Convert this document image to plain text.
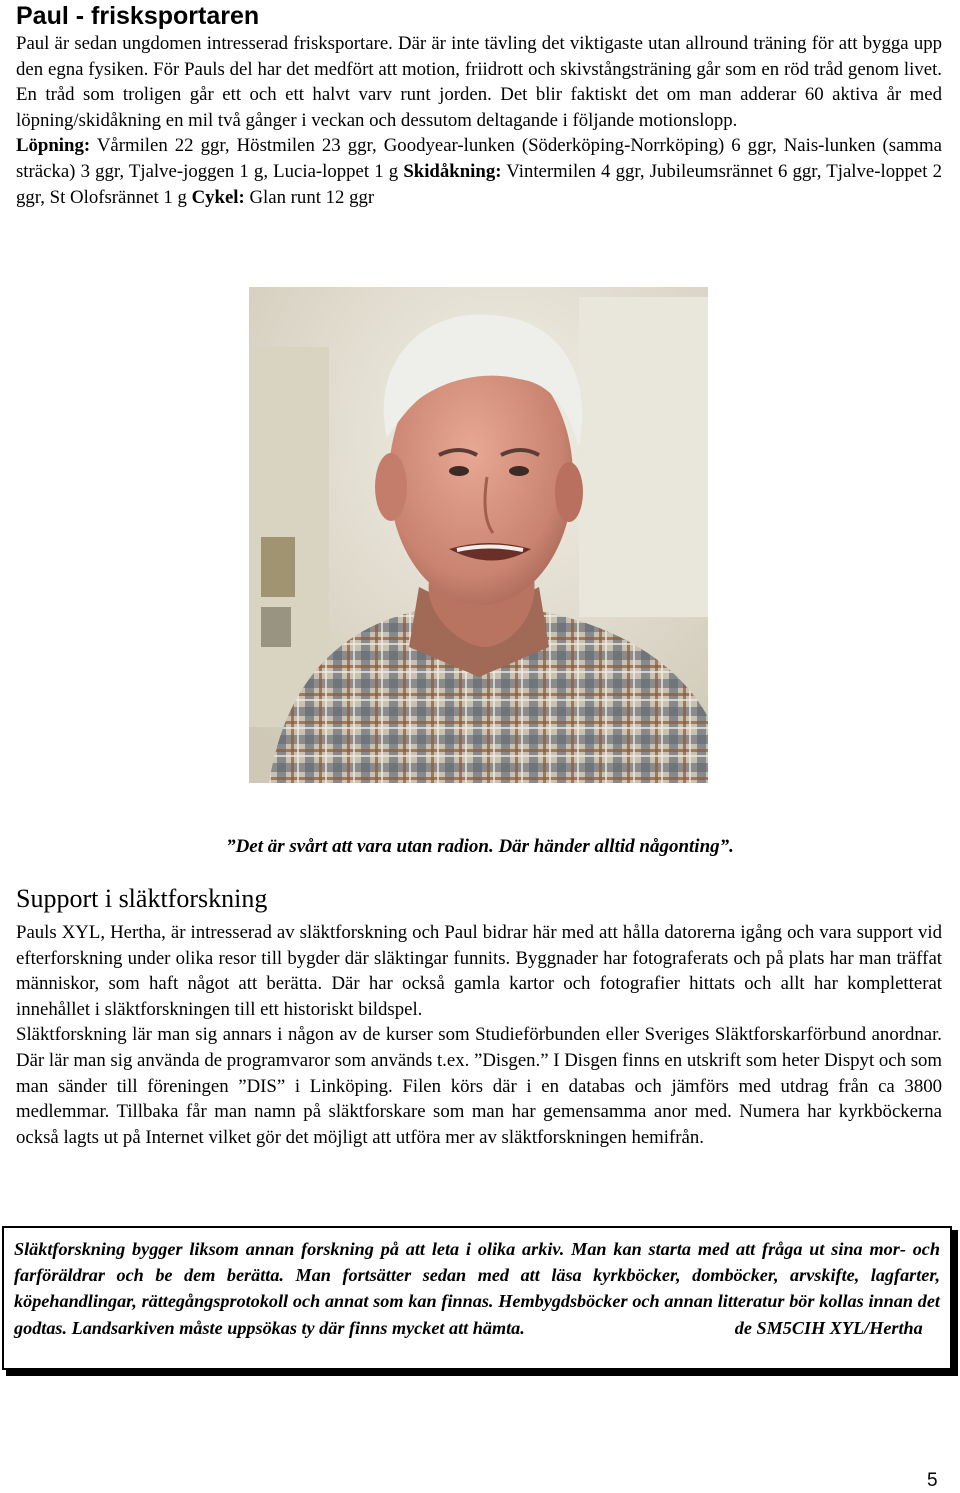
Paul - frisksportaren

Paul är sedan ungdomen intresserad frisksportare. Där är inte tävling det viktigaste utan allround träning för att bygga upp den egna fysiken. För Pauls del har det medfört att motion, friidrott och skivstångsträning går som en röd tråd genom livet. En tråd som troligen går ett och ett halvt varv runt jorden. Det blir faktiskt det om man adderar 60 aktiva år med löpning/skidåkning en mil två gånger i veckan och dessutom deltagande i följande motionslopp.
Löpning: Vårmilen 22 ggr, Höstmilen 23 ggr, Goodyear-lunken (Söderköping-Norrköping) 6 ggr, Nais-lunken (samma sträcka) 3 ggr, Tjalve-joggen 1 g, Lucia-loppet 1 g Skidåkning: Vintermilen 4 ggr, Jubileumsrännet 6 ggr, Tjalve-loppet 2 ggr, St Olofsrännet 1 g Cykel: Glan runt 12 ggr

”Det är svårt att vara utan radion. Där händer alltid någonting”.

Support i släktforskning
Pauls XYL, Hertha, är intresserad av släktforskning och Paul bidrar här med att hålla datorerna igång och vara support vid efterforskning under olika resor till bygder där släktingar funnits. Byggnader har fotograferats och på plats har man träffat människor, som haft något att berätta. Där har också gamla kartor och fotografier hittats och allt har kompletterat innehållet i släktforskningen till ett historiskt bildspel.
Släktforskning lär man sig annars i någon av de kurser som Studieförbunden eller Sveriges Släktforskarförbund anordnar. Där lär man sig använda de programvaror som används t.ex. ”Disgen.” I Disgen finns en utskrift som heter Dispyt och som man sänder till föreningen ”DIS” i Linköping. Filen körs där i en databas och jämförs med utdrag från ca 3800 medlemmar. Tillbaka får man namn på släktforskare som man har gemensamma anor med. Numera har kyrkböckerna också lagts ut på Internet vilket gör det möjligt att utföra mer av släktforskningen hemifrån.

Släktforskning bygger liksom annan forskning på att leta i olika arkiv. Man kan starta med att fråga ut sina mor- och farföräldrar och be dem berätta. Man fortsätter sedan med att läsa kyrkböcker, domböcker, arvskifte, lagfarter, köpehandlingar, rättegångsprotokoll och annat som kan finnas. Hembygdsböcker och annan litteratur bör kollas innan det godtas. Landsarkiven måste uppsökas ty där finns mycket att hämta.	de SM5CIH XYL/Hertha

5
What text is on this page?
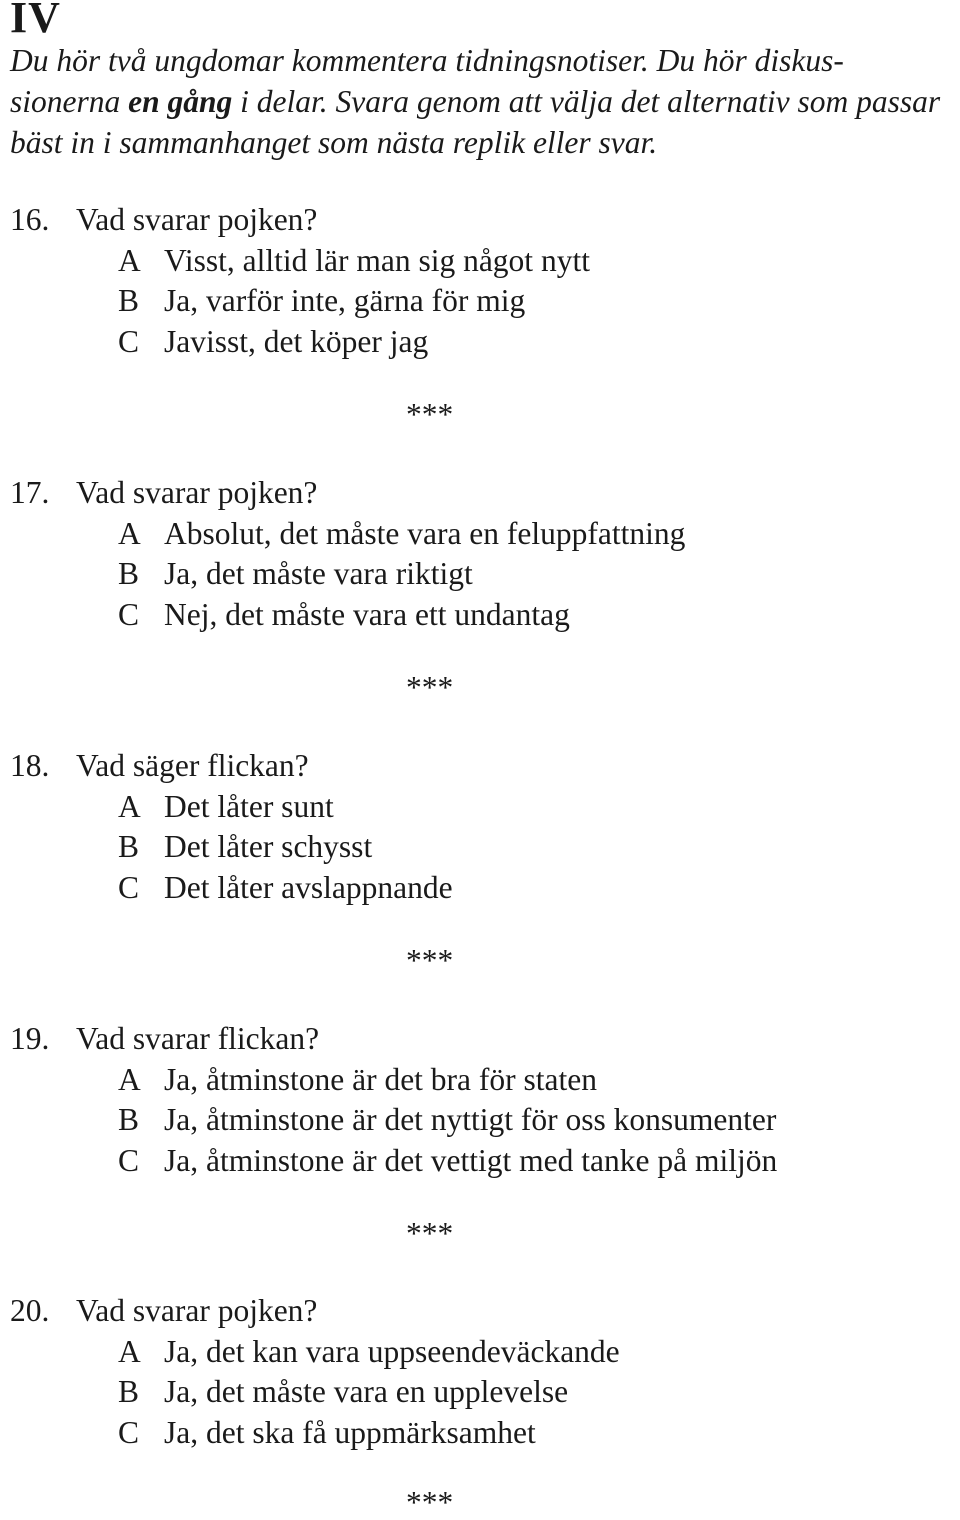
IV

Du hör två ungdomar kommentera tidningsnotiser. Du hör diskus-sionerna en gång i delar. Svara genom att välja det alternativ som passar bäst in i sammanhanget som nästa replik eller svar.

16. Vad svarar pojken?
A Visst, alltid lär man sig något nytt
B Ja, varför inte, gärna för mig
C Javisst, det köper jag
***
17. Vad svarar pojken?
A Absolut, det måste vara en feluppfattning
B Ja, det måste vara riktigt
C Nej, det måste vara ett undantag
***
18. Vad säger flickan?
A Det låter sunt
B Det låter schysst
C Det låter avslappnande
***
19. Vad svarar flickan?
A Ja, åtminstone är det bra för staten
B Ja, åtminstone är det nyttigt för oss konsumenter
C Ja, åtminstone är det vettigt med tanke på miljön
***
20. Vad svarar pojken?
A Ja, det kan vara uppseendeväckande
B Ja, det måste vara en upplevelse
C Ja, det ska få uppmärksamhet
***
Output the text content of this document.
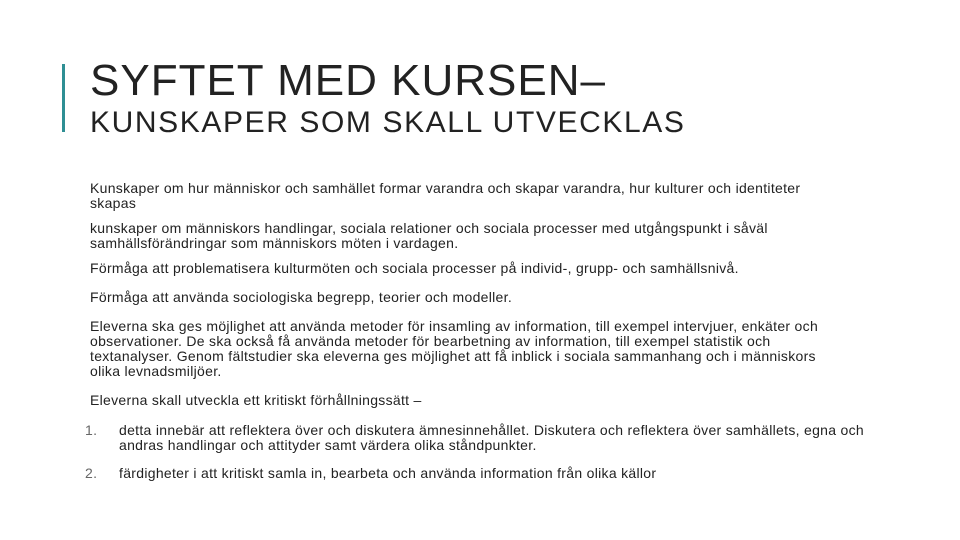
SYFTET MED KURSEN–
KUNSKAPER SOM SKALL UTVECKLAS

Kunskaper om hur människor och samhället formar varandra och skapar varandra, hur kulturer och identiteter skapas

kunskaper om människors handlingar, sociala relationer och sociala processer med utgångspunkt i såväl samhällsförändringar som människors möten i vardagen.

Förmåga att problematisera kulturmöten och sociala processer på individ-, grupp- och samhällsnivå.

Förmåga att använda sociologiska begrepp, teorier och modeller.

Eleverna ska ges möjlighet att använda metoder för insamling av information, till exempel intervjuer, enkäter och observationer. De ska också få använda metoder för bearbetning av information, till exempel statistik och textanalyser. Genom fältstudier ska eleverna ges möjlighet att få inblick i sociala sammanhang och i människors olika levnadsmiljöer.

Eleverna skall utveckla ett kritiskt förhållningssätt –

1.	detta innebär att reflektera över och diskutera ämnesinnehållet. Diskutera och reflektera över samhällets, egna och andras handlingar och attityder samt värdera olika ståndpunkter.
2.	färdigheter i att kritiskt samla in, bearbeta och använda information från olika källor
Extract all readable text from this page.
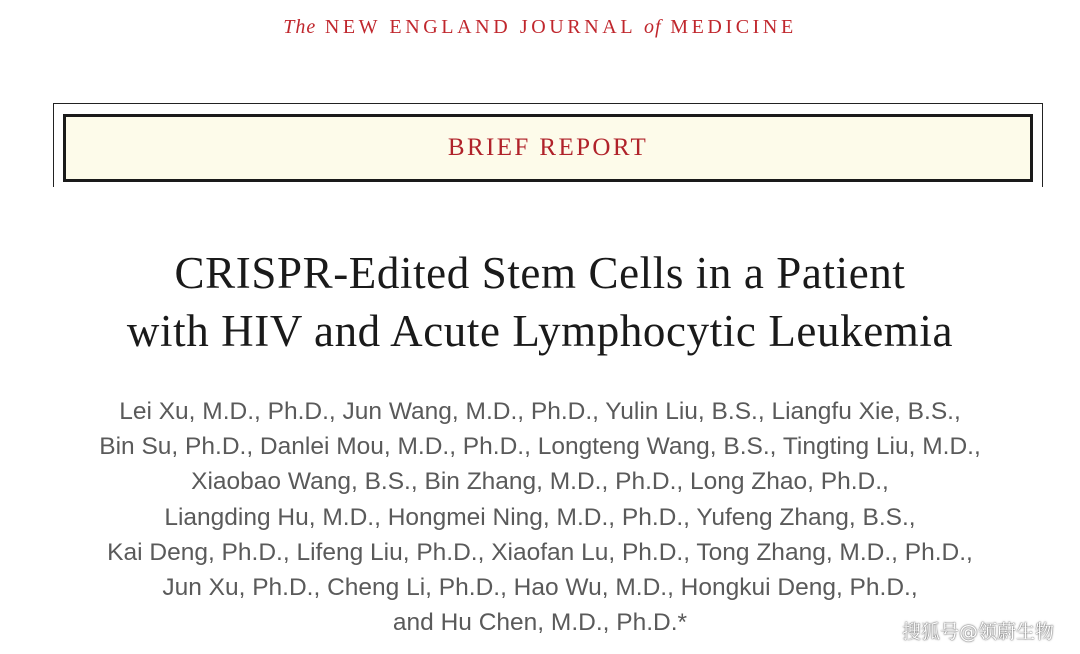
The NEW ENGLAND JOURNAL of MEDICINE
BRIEF REPORT
CRISPR-Edited Stem Cells in a Patient
with HIV and Acute Lymphocytic Leukemia
Lei Xu, M.D., Ph.D., Jun Wang, M.D., Ph.D., Yulin Liu, B.S., Liangfu Xie, B.S.,
Bin Su, Ph.D., Danlei Mou, M.D., Ph.D., Longteng Wang, B.S., Tingting Liu, M.D.,
Xiaobao Wang, B.S., Bin Zhang, M.D., Ph.D., Long Zhao, Ph.D.,
Liangding Hu, M.D., Hongmei Ning, M.D., Ph.D., Yufeng Zhang, B.S.,
Kai Deng, Ph.D., Lifeng Liu, Ph.D., Xiaofan Lu, Ph.D., Tong Zhang, M.D., Ph.D.,
Jun Xu, Ph.D., Cheng Li, Ph.D., Hao Wu, M.D., Hongkui Deng, Ph.D.,
and Hu Chen, M.D., Ph.D.*	搜狐号@领蔚生物
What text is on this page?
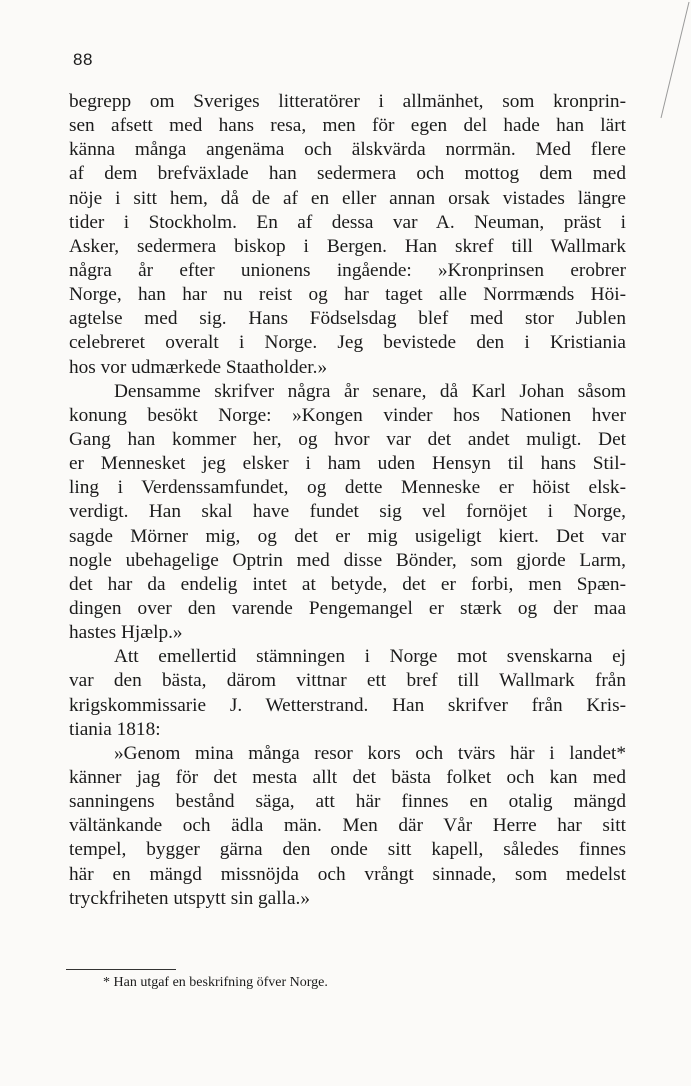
88
begrepp om Sveriges litteratörer i allmänhet, som kronprin-
sen afsett med hans resa, men för egen del hade han lärt
känna många angenäma och älskvärda norrmän. Med flere
af dem brefväxlade han sedermera och mottog dem med
nöje i sitt hem, då de af en eller annan orsak vistades längre
tider i Stockholm. En af dessa var A. Neuman, präst i
Asker, sedermera biskop i Bergen. Han skref till Wallmark
några år efter unionens ingående: »Kronprinsen erobrer
Norge, han har nu reist og har taget alle Norrmænds Höi-
agtelse med sig. Hans Födselsdag blef med stor Jublen
celebreret overalt i Norge. Jeg bevistede den i Kristiania
hos vor udmærkede Staatholder.»
Densamme skrifver några år senare, då Karl Johan såsom
konung besökt Norge: »Kongen vinder hos Nationen hver
Gang han kommer her, og hvor var det andet muligt. Det
er Mennesket jeg elsker i ham uden Hensyn til hans Stil-
ling i Verdenssamfundet, og dette Menneske er höist elsk-
verdigt. Han skal have fundet sig vel fornöjet i Norge,
sagde Mörner mig, og det er mig usigeligt kiert. Det var
nogle ubehagelige Optrin med disse Bönder, som gjorde Larm,
det har da endelig intet at betyde, det er forbi, men Spæn-
dingen over den varende Pengemangel er stærk og der maa
hastes Hjælp.»
Att emellertid stämningen i Norge mot svenskarna ej
var den bästa, därom vittnar ett bref till Wallmark från
krigskommissarie J. Wetterstrand. Han skrifver från Kris-
tiania 1818:
»Genom mina många resor kors och tvärs här i landet*
känner jag för det mesta allt det bästa folket och kan med
sanningens bestånd säga, att här finnes en otalig mängd
vältänkande och ädla män. Men där Vår Herre har sitt
tempel, bygger gärna den onde sitt kapell, således finnes
här en mängd missnöjda och vrångt sinnade, som medelst
tryckfriheten utspytt sin galla.»
* Han utgaf en beskrifning öfver Norge.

* **WHAT YOU SHOULD DO**
Print every entry verbatim and leave all pictures out.

* **ANSWER SPACE**
Convert this document image to plain text.
Paul - frisksportaren

Paul är sedan ungdomen intresserad frisksportare. Där är inte tävling det viktigaste utan allround träning för att bygga upp den egna fysiken. För Pauls del har det medfört att motion, friidrott och skivstångsträning går som en röd tråd genom livet. En tråd som troligen går ett och ett halvt varv runt jorden. Det blir faktiskt det om man adderar 60 aktiva år med löpning/skidåkning en mil två gånger i veckan och dessutom deltagande i följande motionslopp.
Löpning: Vårmilen 22 ggr, Höstmilen 23 ggr, Goodyear-lunken (Söderköping-Norrköping) 6 ggr, Nais-lunken (samma sträcka) 3 ggr, Tjalve-joggen 1 g, Lucia-loppet 1 g Skidåkning: Vintermilen 4 ggr, Jubileumsrännet 6 ggr, Tjalve-loppet 2 ggr, St Olofsrännet 1 g Cykel: Glan runt 12 ggr

”Det är svårt att vara utan radion. Där händer alltid någonting”.

Support i släktforskning
Pauls XYL, Hertha, är intresserad av släktforskning och Paul bidrar här med att hålla datorerna igång och vara support vid efterforskning under olika resor till bygder där släktingar funnits. Byggnader har fotograferats och på plats har man träffat människor, som haft något att berätta. Där har också gamla kartor och fotografier hittats och allt har kompletterat innehållet i släktforskningen till ett historiskt bildspel.
Släktforskning lär man sig annars i någon av de kurser som Studieförbunden eller Sveriges Släktforskarförbund anordnar. Där lär man sig använda de programvaror som används t.ex. ”Disgen.” I Disgen finns en utskrift som heter Dispyt och som man sänder till föreningen ”DIS” i Linköping. Filen körs där i en databas och jämförs med utdrag från ca 3800 medlemmar. Tillbaka får man namn på släktforskare som man har gemensamma anor med. Numera har kyrkböckerna också lagts ut på Internet vilket gör det möjligt att utföra mer av släktforskningen hemifrån.

Släktforskning bygger liksom annan forskning på att leta i olika arkiv. Man kan starta med att fråga ut sina mor- och farföräldrar och be dem berätta. Man fortsätter sedan med att läsa kyrkböcker, domböcker, arvskifte, lagfarter, köpehandlingar, rättegångsprotokoll och annat som kan finnas. Hembygdsböcker och annan litteratur bör kollas innan det godtas. Landsarkiven måste uppsökas ty där finns mycket att hämta.	de SM5CIH XYL/Hertha

5
What text is on this page?
IV

Du hör två ungdomar kommentera tidningsnotiser. Du hör diskus-sionerna en gång i delar. Svara genom att välja det alternativ som passar bäst in i sammanhanget som nästa replik eller svar.

16. Vad svarar pojken?
A Visst, alltid lär man sig något nytt
B Ja, varför inte, gärna för mig
C Javisst, det köper jag
***
17. Vad svarar pojken?
A Absolut, det måste vara en feluppfattning
B Ja, det måste vara riktigt
C Nej, det måste vara ett undantag
***
18. Vad säger flickan?
A Det låter sunt
B Det låter schysst
C Det låter avslappnande
***
19. Vad svarar flickan?
A Ja, åtminstone är det bra för staten
B Ja, åtminstone är det nyttigt för oss konsumenter
C Ja, åtminstone är det vettigt med tanke på miljön
***
20. Vad svarar pojken?
A Ja, det kan vara uppseendeväckande
B Ja, det måste vara en upplevelse
C Ja, det ska få uppmärksamhet
***
Output the text content of this document.
SYFTET MED KURSEN–
KUNSKAPER SOM SKALL UTVECKLAS

Kunskaper om hur människor och samhället formar varandra och skapar varandra, hur kulturer och identiteter skapas

kunskaper om människors handlingar, sociala relationer och sociala processer med utgångspunkt i såväl samhällsförändringar som människors möten i vardagen.

Förmåga att problematisera kulturmöten och sociala processer på individ-, grupp- och samhällsnivå.

Förmåga att använda sociologiska begrepp, teorier och modeller.

Eleverna ska ges möjlighet att använda metoder för insamling av information, till exempel intervjuer, enkäter och observationer. De ska också få använda metoder för bearbetning av information, till exempel statistik och textanalyser. Genom fältstudier ska eleverna ges möjlighet att få inblick i sociala sammanhang och i människors olika levnadsmiljöer.

Eleverna skall utveckla ett kritiskt förhållningssätt –

1.	detta innebär att reflektera över och diskutera ämnesinnehållet. Diskutera och reflektera över samhällets, egna och andras handlingar och attityder samt värdera olika ståndpunkter.
2.	färdigheter i att kritiskt samla in, bearbeta och använda information från olika källor
Extract all readable text from this page.
The NEW ENGLAND JOURNAL of MEDICINE
BRIEF REPORT
CRISPR-Edited Stem Cells in a Patient
with HIV and Acute Lymphocytic Leukemia
Lei Xu, M.D., Ph.D., Jun Wang, M.D., Ph.D., Yulin Liu, B.S., Liangfu Xie, B.S.,
Bin Su, Ph.D., Danlei Mou, M.D., Ph.D., Longteng Wang, B.S., Tingting Liu, M.D.,
Xiaobao Wang, B.S., Bin Zhang, M.D., Ph.D., Long Zhao, Ph.D.,
Liangding Hu, M.D., Hongmei Ning, M.D., Ph.D., Yufeng Zhang, B.S.,
Kai Deng, Ph.D., Lifeng Liu, Ph.D., Xiaofan Lu, Ph.D., Tong Zhang, M.D., Ph.D.,
Jun Xu, Ph.D., Cheng Li, Ph.D., Hao Wu, M.D., Hongkui Deng, Ph.D.,
and Hu Chen, M.D., Ph.D.*	搜狐号@领蔚生物
What text is on this page?
88
begrepp om Sveriges litteratörer i allmänhet, som kronprin-
sen afsett med hans resa, men för egen del hade han lärt
känna många angenäma och älskvärda norrmän. Med flere
af dem brefväxlade han sedermera och mottog dem med
nöje i sitt hem, då de af en eller annan orsak vistades längre
tider i Stockholm. En af dessa var A. Neuman, präst i
Asker, sedermera biskop i Bergen. Han skref till Wallmark
några år efter unionens ingående: »Kronprinsen erobrer
Norge, han har nu reist og har taget alle Norrmænds Höi-
agtelse med sig. Hans Födselsdag blef med stor Jublen
celebreret overalt i Norge. Jeg bevistede den i Kristiania
hos vor udmærkede Staatholder.»
Densamme skrifver några år senare, då Karl Johan såsom
konung besökt Norge: »Kongen vinder hos Nationen hver
Gang han kommer her, og hvor var det andet muligt. Det
er Mennesket jeg elsker i ham uden Hensyn til hans Stil-
ling i Verdenssamfundet, og dette Menneske er höist elsk-
verdigt. Han skal have fundet sig vel fornöjet i Norge,
sagde Mörner mig, og det er mig usigeligt kiert. Det var
nogle ubehagelige Optrin med disse Bönder, som gjorde Larm,
det har da endelig intet at betyde, det er forbi, men Spæn-
dingen over den varende Pengemangel er stærk og der maa
hastes Hjælp.»
Att emellertid stämningen i Norge mot svenskarna ej
var den bästa, därom vittnar ett bref till Wallmark från
krigskommissarie J. Wetterstrand. Han skrifver från Kris-
tiania 1818:
»Genom mina många resor kors och tvärs här i landet*
känner jag för det mesta allt det bästa folket och kan med
sanningens bestånd säga, att här finnes en otalig mängd
vältänkande och ädla män. Men där Vår Herre har sitt
tempel, bygger gärna den onde sitt kapell, således finnes
här en mängd missnöjda och vrångt sinnade, som medelst
tryckfriheten utspytt sin galla.»
* Han utgaf en beskrifning öfver Norge.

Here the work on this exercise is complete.